Instruction:
Filter the lines below, copying only those with the string "JSON".

========================

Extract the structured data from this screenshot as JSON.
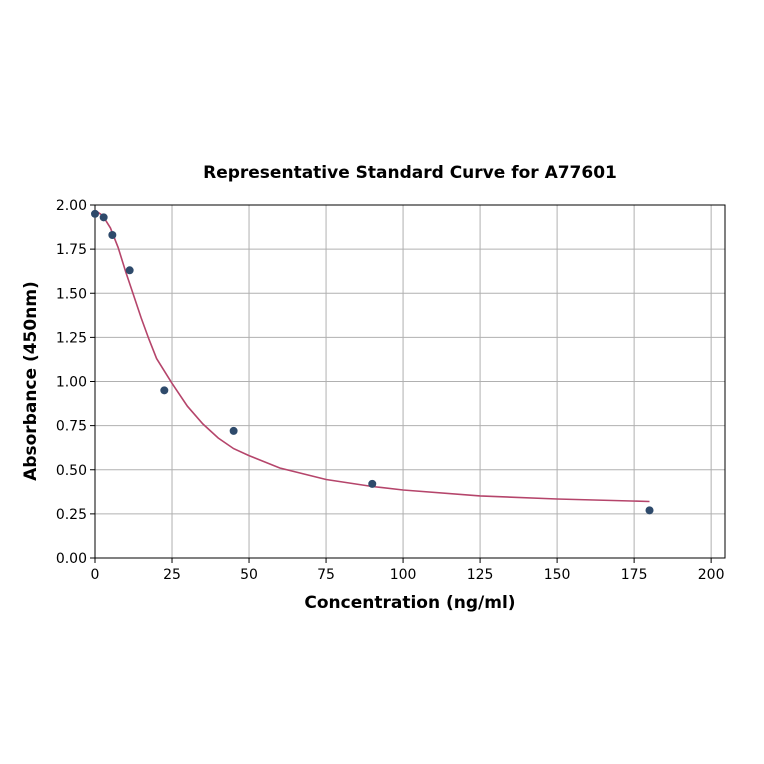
{
  "chart_data": {
    "type": "scatter",
    "title": "Representative Standard Curve for A77601",
    "xlabel": "Concentration (ng/ml)",
    "ylabel": "Absorbance (450nm)",
    "xlim": [
      0,
      204.5
    ],
    "ylim": [
      0,
      2.0
    ],
    "xticks": [
      0,
      25,
      50,
      75,
      100,
      125,
      150,
      175,
      200
    ],
    "yticks": [
      "0.00",
      "0.25",
      "0.50",
      "0.75",
      "1.00",
      "1.25",
      "1.50",
      "1.75",
      "2.00"
    ],
    "grid": true,
    "points": {
      "x": [
        0,
        2.81,
        5.63,
        11.25,
        22.5,
        45,
        90,
        180
      ],
      "y": [
        1.95,
        1.93,
        1.83,
        1.63,
        0.95,
        0.72,
        0.42,
        0.27
      ],
      "color": "#2e4a6b"
    },
    "fit_curve": {
      "x": [
        0,
        2.5,
        5,
        7.5,
        10,
        12.5,
        15,
        17.5,
        20,
        25,
        30,
        35,
        40,
        45,
        50,
        60,
        75,
        90,
        100,
        125,
        150,
        180
      ],
      "y": [
        1.97,
        1.94,
        1.87,
        1.76,
        1.62,
        1.49,
        1.36,
        1.24,
        1.13,
        0.99,
        0.86,
        0.76,
        0.68,
        0.62,
        0.58,
        0.51,
        0.445,
        0.405,
        0.385,
        0.352,
        0.334,
        0.32
      ],
      "color": "#b5456b"
    }
  }
}
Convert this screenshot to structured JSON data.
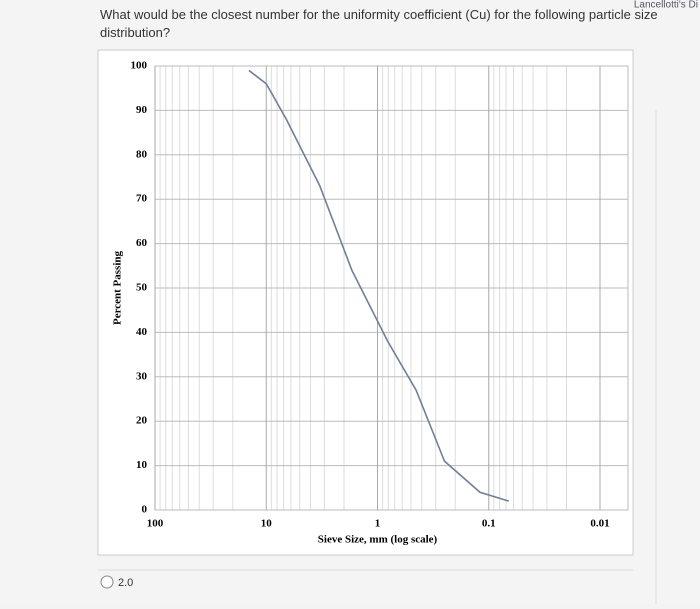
{
  "corner_text": "Lancellotti's Di",
  "question": "What would be the closest number for the uniformity coefficient (Cu) for the following particle size distribution?",
  "options": [
    "2.0"
  ],
  "chart_data": {
    "type": "line",
    "x_label": "Sieve Size, mm (log scale)",
    "y_label": "Percent Passing",
    "x_scale": "log",
    "grid": true,
    "minor_grid": true,
    "xlim": [
      100,
      0.01
    ],
    "ylim": [
      0,
      100
    ],
    "xticks": [
      100,
      10,
      1,
      0.1,
      0.01
    ],
    "yticks": [
      0,
      10,
      20,
      30,
      40,
      50,
      60,
      70,
      80,
      90,
      100
    ],
    "series": [
      {
        "color": "#6f7f99",
        "x": [
          14.3,
          10,
          6.6,
          3.3,
          1.7,
          0.81,
          0.45,
          0.25,
          0.12,
          0.066
        ],
        "values": [
          99,
          96,
          88,
          73,
          54,
          38,
          27,
          11,
          4,
          2
        ]
      }
    ]
  }
}
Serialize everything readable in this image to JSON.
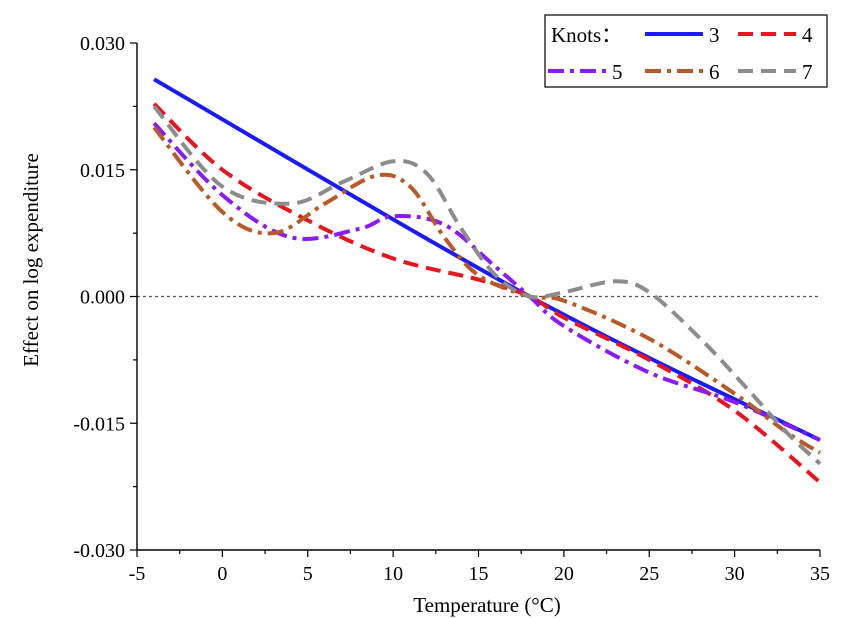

========================

Finished exercise:
Extract the structured data from this screenshot as JSON.
Convert this screenshot to structured JSON data.
Serialize everything readable in this image to JSON.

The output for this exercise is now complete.